To be done
Every record should be repeated exactly, except that pictures are left out.

Material for this task
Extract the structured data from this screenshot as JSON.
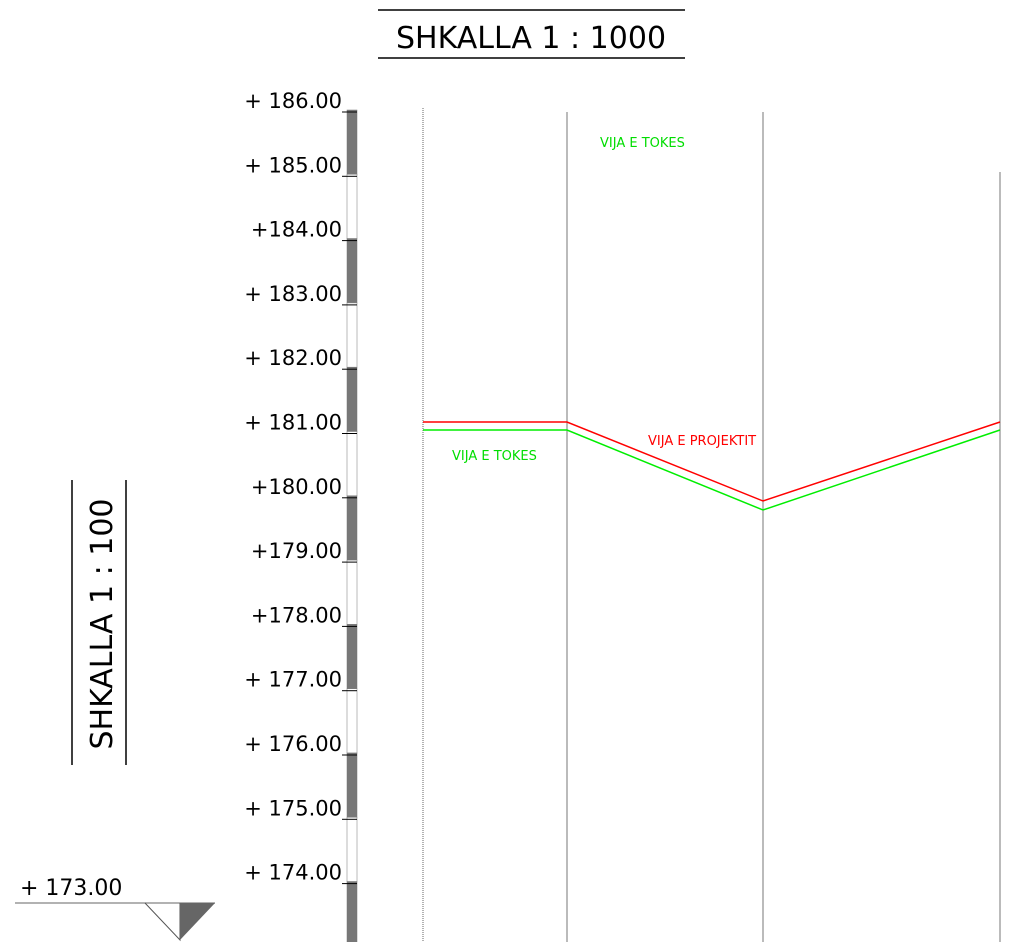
{
  "title": "SHKALLA 1 : 1000",
  "vertical_scale": "SHKALLA 1 : 100",
  "elevations": [
    "+ 186.00",
    "+ 185.00",
    "+184.00",
    "+ 183.00",
    "+ 182.00",
    "+ 181.00",
    "+180.00",
    "+179.00",
    "+178.00",
    "+ 177.00",
    "+ 176.00",
    "+ 175.00",
    "+ 174.00"
  ],
  "ground_label_top": "VIJA E TOKES",
  "ground_label": "VIJA E TOKES",
  "project_label": "VIJA E PROJEKTIT",
  "datum": "+ 173.00"
}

In response
Extract the structured data from this screenshot as JSON.
{
  "title": "SHKALLA 1 : 1000",
  "vertical_scale": "SHKALLA 1 : 100",
  "elevations": [
    "+ 186.00",
    "+ 185.00",
    "+184.00",
    "+ 183.00",
    "+ 182.00",
    "+ 181.00",
    "+180.00",
    "+179.00",
    "+178.00",
    "+ 177.00",
    "+ 176.00",
    "+ 175.00",
    "+ 174.00"
  ],
  "ground_label_top": "VIJA E TOKES",
  "ground_label": "VIJA E TOKES",
  "project_label": "VIJA E PROJEKTIT",
  "datum": "+ 173.00"
}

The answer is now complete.